In the listing that follows, count every line with the word "agreement" in it and write only the total.
┏━━
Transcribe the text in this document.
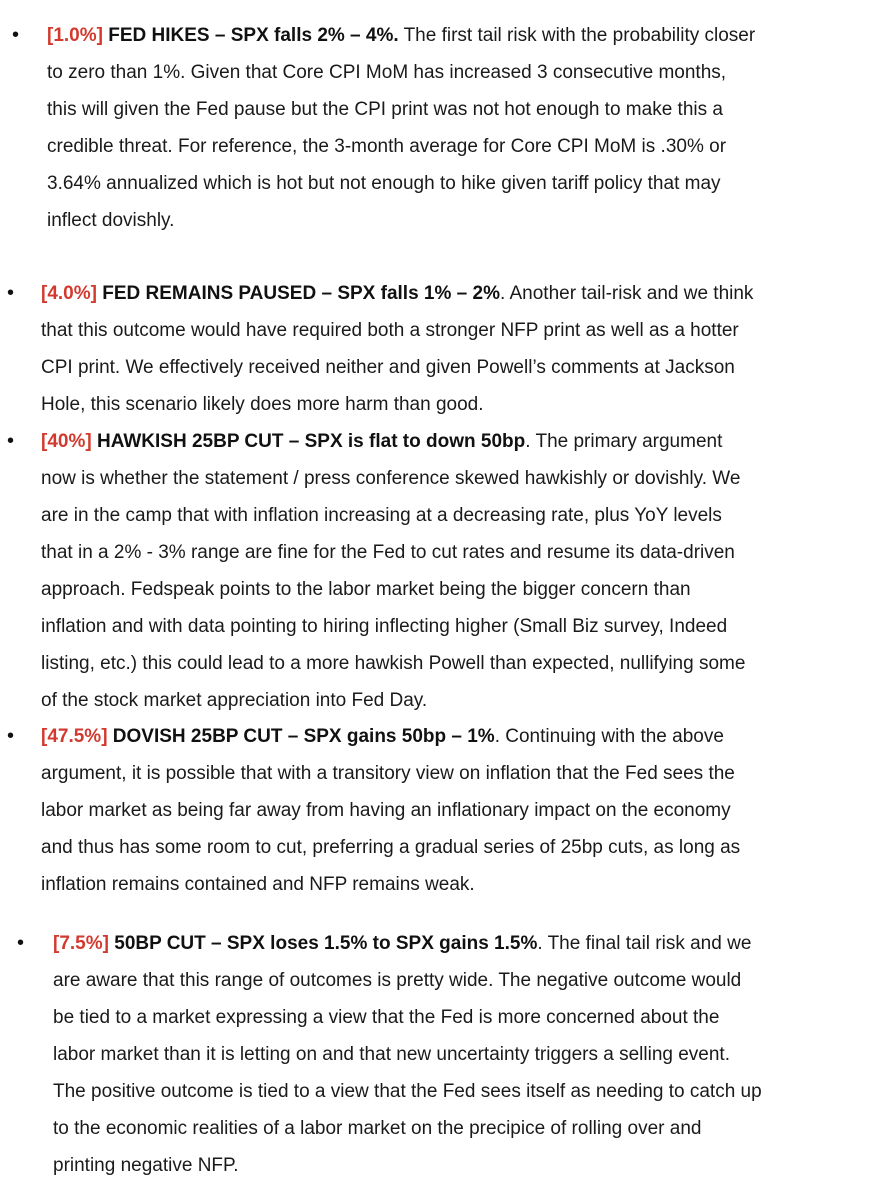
• [1.0%] FED HIKES – SPX falls 2% – 4%. The first tail risk with the probability closer
to zero than 1%. Given that Core CPI MoM has increased 3 consecutive months,
this will given the Fed pause but the CPI print was not hot enough to make this a
credible threat. For reference, the 3-month average for Core CPI MoM is .30% or
3.64% annualized which is hot but not enough to hike given tariff policy that may
inflect dovishly.
• [4.0%] FED REMAINS PAUSED – SPX falls 1% – 2%. Another tail-risk and we think
that this outcome would have required both a stronger NFP print as well as a hotter
CPI print. We effectively received neither and given Powell’s comments at Jackson
Hole, this scenario likely does more harm than good.
• [40%] HAWKISH 25BP CUT – SPX is flat to down 50bp. The primary argument
now is whether the statement / press conference skewed hawkishly or dovishly. We
are in the camp that with inflation increasing at a decreasing rate, plus YoY levels
that in a 2% - 3% range are fine for the Fed to cut rates and resume its data-driven
approach. Fedspeak points to the labor market being the bigger concern than
inflation and with data pointing to hiring inflecting higher (Small Biz survey, Indeed
listing, etc.) this could lead to a more hawkish Powell than expected, nullifying some
of the stock market appreciation into Fed Day.
• [47.5%] DOVISH 25BP CUT – SPX gains 50bp – 1%. Continuing with the above
argument, it is possible that with a transitory view on inflation that the Fed sees the
labor market as being far away from having an inflationary impact on the economy
and thus has some room to cut, preferring a gradual series of 25bp cuts, as long as
inflation remains contained and NFP remains weak.
• [7.5%] 50BP CUT – SPX loses 1.5% to SPX gains 1.5%. The final tail risk and we
are aware that this range of outcomes is pretty wide. The negative outcome would
be tied to a market expressing a view that the Fed is more concerned about the
labor market than it is letting on and that new uncertainty triggers a selling event.
The positive outcome is tied to a view that the Fed sees itself as needing to catch up
to the economic realities of a labor market on the precipice of rolling over and
printing negative NFP.
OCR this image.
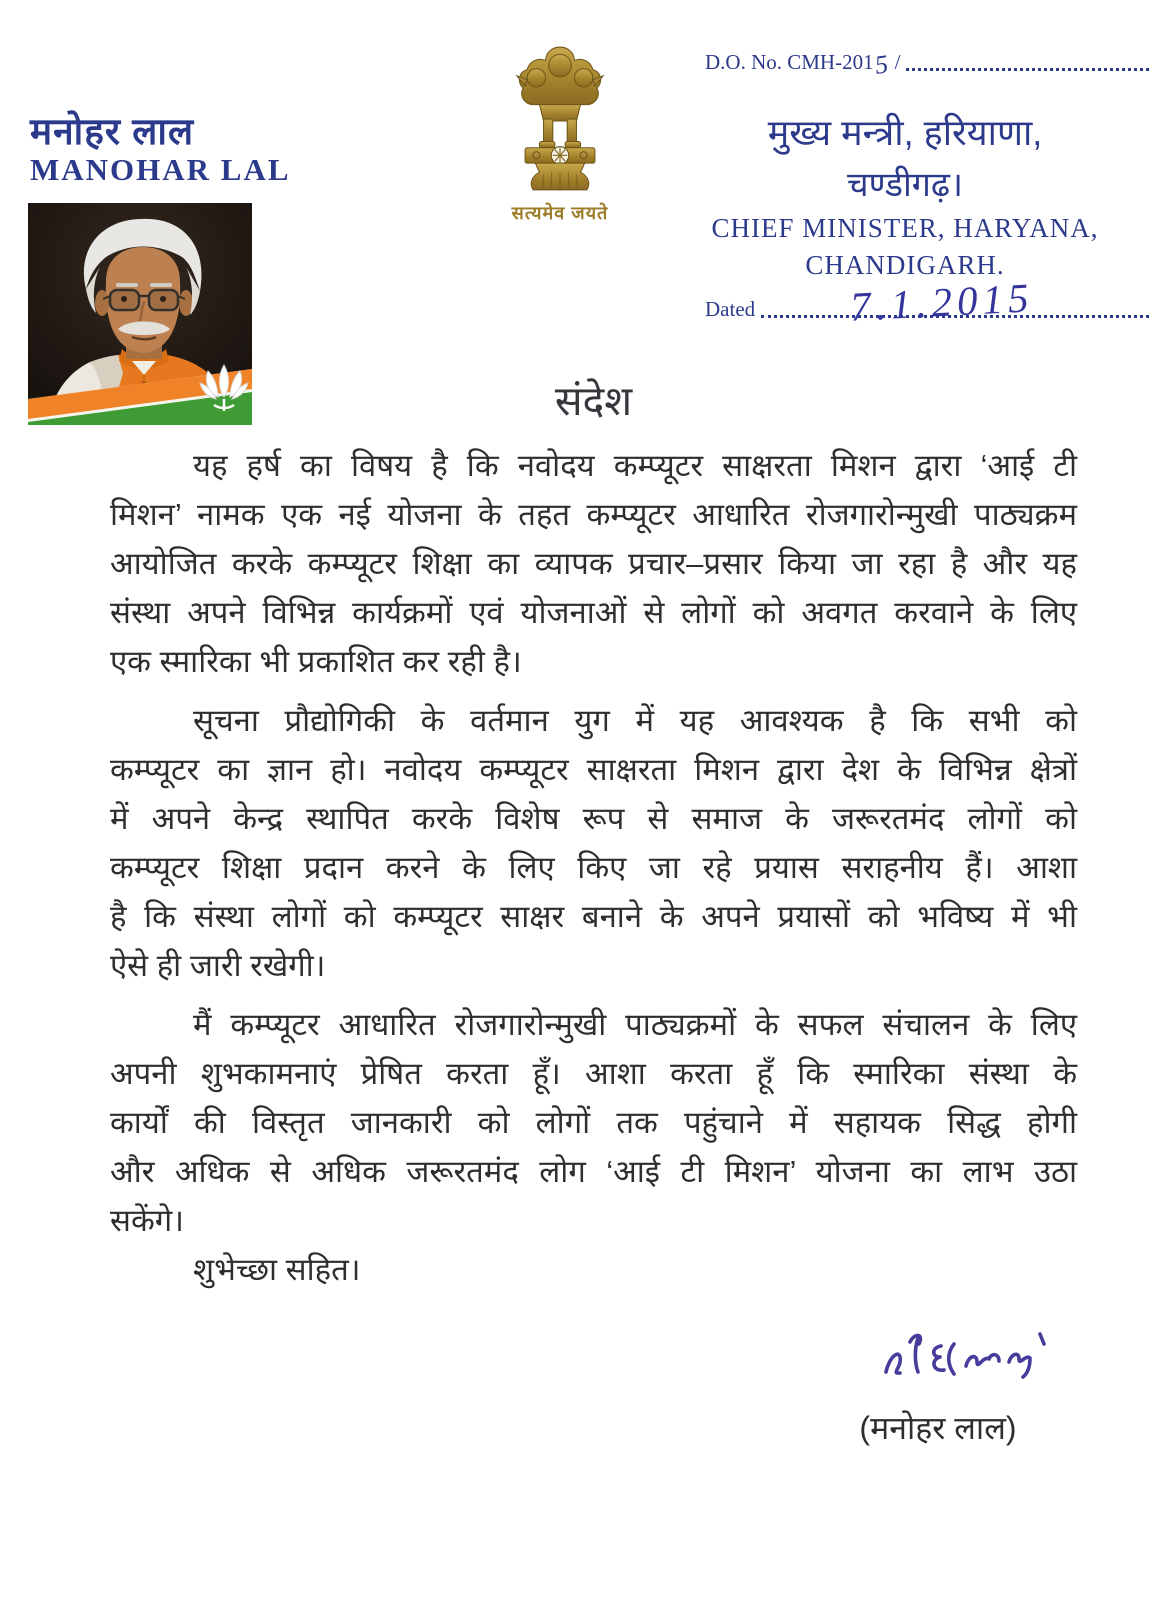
मनोहर लाल
MANOHAR LAL
सत्यमेव जयते
D.O. No. CMH-201 5 /
मुख्य मन्त्री, हरियाणा,
चण्डीगढ़।
CHIEF MINISTER, HARYANA,
CHANDIGARH.
Dated 7.1.2015
संदेश
यह हर्ष का विषय है कि नवोदय कम्प्यूटर साक्षरता मिशन द्वारा ‘आई टी
मिशन’ नामक एक नई योजना के तहत कम्प्यूटर आधारित रोजगारोन्मुखी पाठ्यक्रम
आयोजित करके कम्प्यूटर शिक्षा का व्यापक प्रचार–प्रसार किया जा रहा है और यह
संस्था अपने विभिन्न कार्यक्रमों एवं योजनाओं से लोगों को अवगत करवाने के लिए
एक स्मारिका भी प्रकाशित कर रही है।
सूचना प्रौद्योगिकी के वर्तमान युग में यह आवश्यक है कि सभी को
कम्प्यूटर का ज्ञान हो। नवोदय कम्प्यूटर साक्षरता मिशन द्वारा देश के विभिन्न क्षेत्रों
में अपने केन्द्र स्थापित करके विशेष रूप से समाज के जरूरतमंद लोगों को
कम्प्यूटर शिक्षा प्रदान करने के लिए किए जा रहे प्रयास सराहनीय हैं। आशा
है कि संस्था लोगों को कम्प्यूटर साक्षर बनाने के अपने प्रयासों को भविष्य में भी
ऐसे ही जारी रखेगी।
मैं कम्प्यूटर आधारित रोजगारोन्मुखी पाठ्यक्रमों के सफल संचालन के लिए
अपनी शुभकामनाएं प्रेषित करता हूँ। आशा करता हूँ कि स्मारिका संस्था के
कार्यों की विस्तृत जानकारी को लोगों तक पहुंचाने में सहायक सिद्ध होगी
और अधिक से अधिक जरूरतमंद लोग ‘आई टी मिशन’ योजना का लाभ उठा
सकेंगे।
शुभेच्छा सहित।
(मनोहर लाल)
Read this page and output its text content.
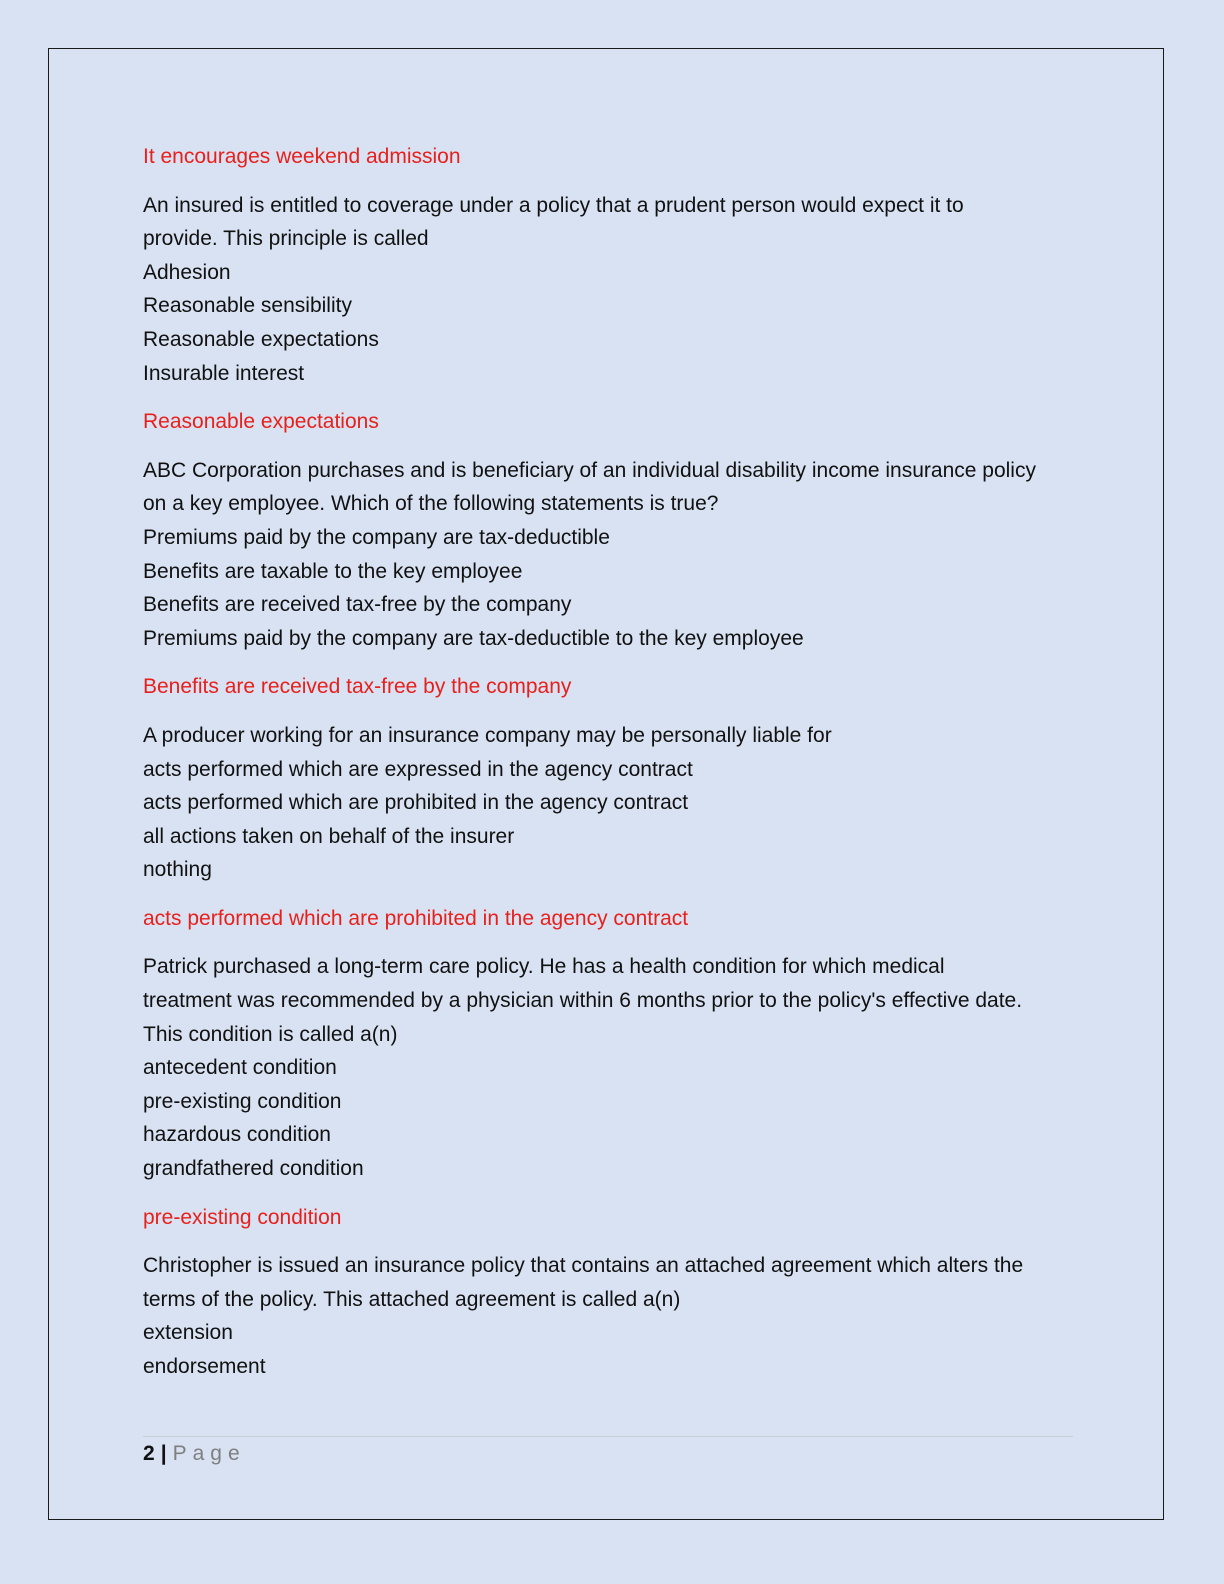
It encourages weekend admission
An insured is entitled to coverage under a policy that a prudent person would expect it to
provide. This principle is called
Adhesion
Reasonable sensibility
Reasonable expectations
Insurable interest
Reasonable expectations
ABC Corporation purchases and is beneficiary of an individual disability income insurance policy
on a key employee. Which of the following statements is true?
Premiums paid by the company are tax-deductible
Benefits are taxable to the key employee
Benefits are received tax-free by the company
Premiums paid by the company are tax-deductible to the key employee
Benefits are received tax-free by the company
A producer working for an insurance company may be personally liable for
acts performed which are expressed in the agency contract
acts performed which are prohibited in the agency contract
all actions taken on behalf of the insurer
nothing
acts performed which are prohibited in the agency contract
Patrick purchased a long-term care policy. He has a health condition for which medical
treatment was recommended by a physician within 6 months prior to the policy's effective date.
This condition is called a(n)
antecedent condition
pre-existing condition
hazardous condition
grandfathered condition
pre-existing condition
Christopher is issued an insurance policy that contains an attached agreement which alters the
terms of the policy. This attached agreement is called a(n)
extension
endorsement
2 | Page
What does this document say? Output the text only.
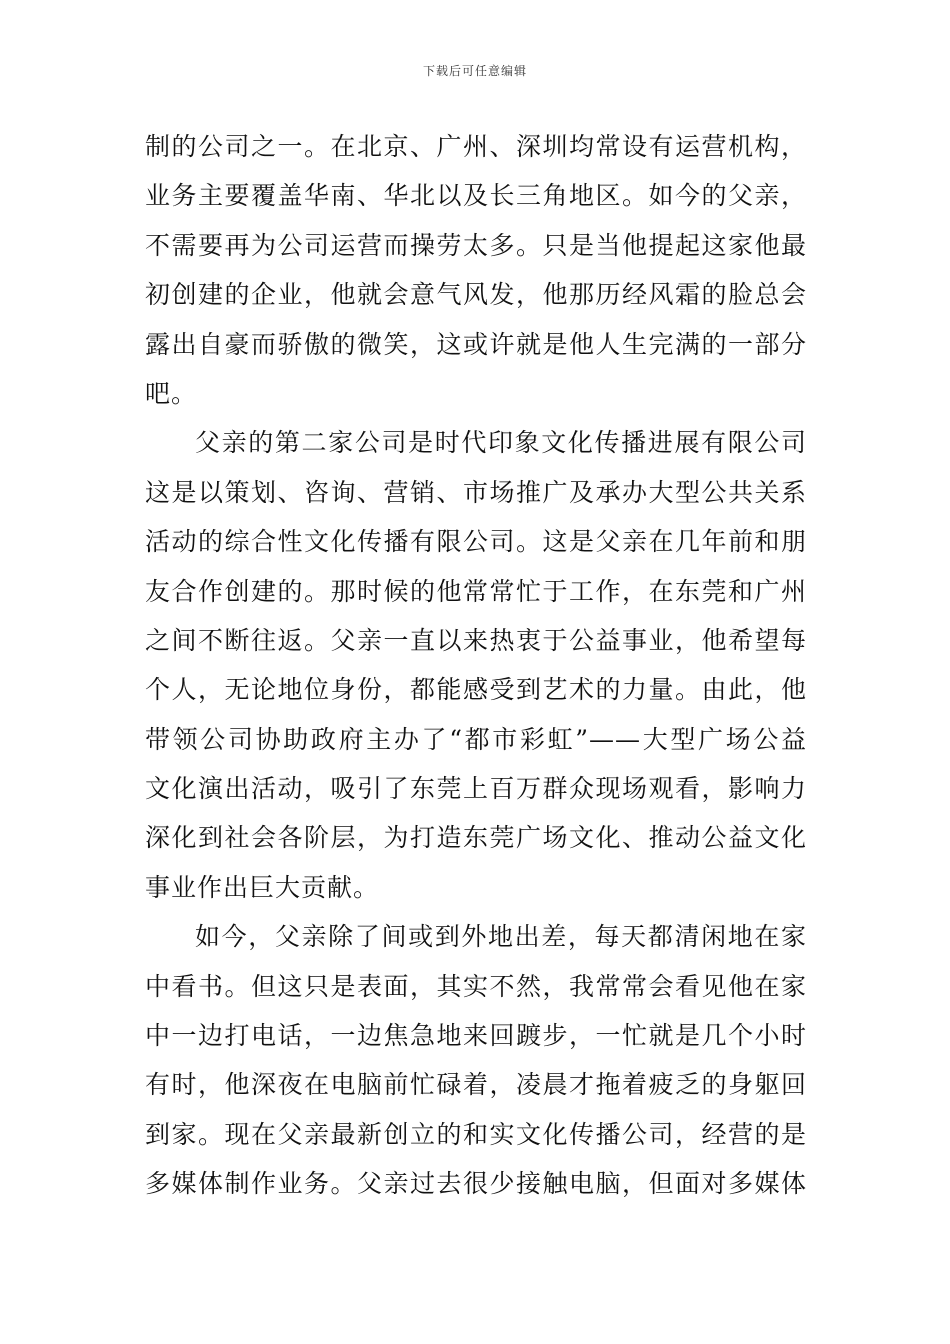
下载后可任意编辑
制的公司之一。在北京、广州、深圳均常设有运营机构，
业务主要覆盖华南、华北以及长三角地区。如今的父亲，
不需要再为公司运营而操劳太多。只是当他提起这家他最
初创建的企业，他就会意气风发，他那历经风霜的脸总会
露出自豪而骄傲的微笑，这或许就是他人生完满的一部分
吧。
父亲的第二家公司是时代印象文化传播进展有限公司
这是以策划、咨询、营销、市场推广及承办大型公共关系
活动的综合性文化传播有限公司。这是父亲在几年前和朋
友合作创建的。那时候的他常常忙于工作，在东莞和广州
之间不断往返。父亲一直以来热衷于公益事业，他希望每
个人，无论地位身份，都能感受到艺术的力量。由此，他
带领公司协助政府主办了“都市彩虹”——大型广场公益
文化演出活动，吸引了东莞上百万群众现场观看，影响力
深化到社会各阶层，为打造东莞广场文化、推动公益文化
事业作出巨大贡献。
如今，父亲除了间或到外地出差，每天都清闲地在家
中看书。但这只是表面，其实不然，我常常会看见他在家
中一边打电话，一边焦急地来回踱步，一忙就是几个小时
有时，他深夜在电脑前忙碌着，凌晨才拖着疲乏的身躯回
到家。现在父亲最新创立的和实文化传播公司，经营的是
多媒体制作业务。父亲过去很少接触电脑，但面对多媒体
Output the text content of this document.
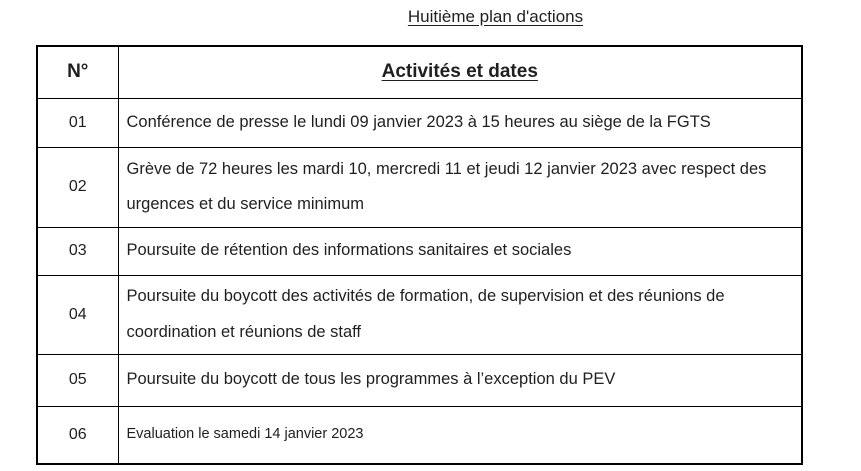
Huitième plan d'actions
N°	Activités et dates
01	Conférence de presse le lundi 09 janvier 2023 à 15 heures au siège de la FGTS
02	Grève de 72 heures les mardi 10, mercredi 11 et jeudi 12 janvier 2023 avec respect des urgences et du service minimum
03	Poursuite de rétention des informations sanitaires et sociales
04	Poursuite du boycott des activités de formation, de supervision et des réunions de coordination et réunions de staff
05	Poursuite du boycott de tous les programmes à l’exception du PEV
06	Evaluation le samedi 14 janvier 2023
┗━━
== RESPONSE TO THE TASK ==
2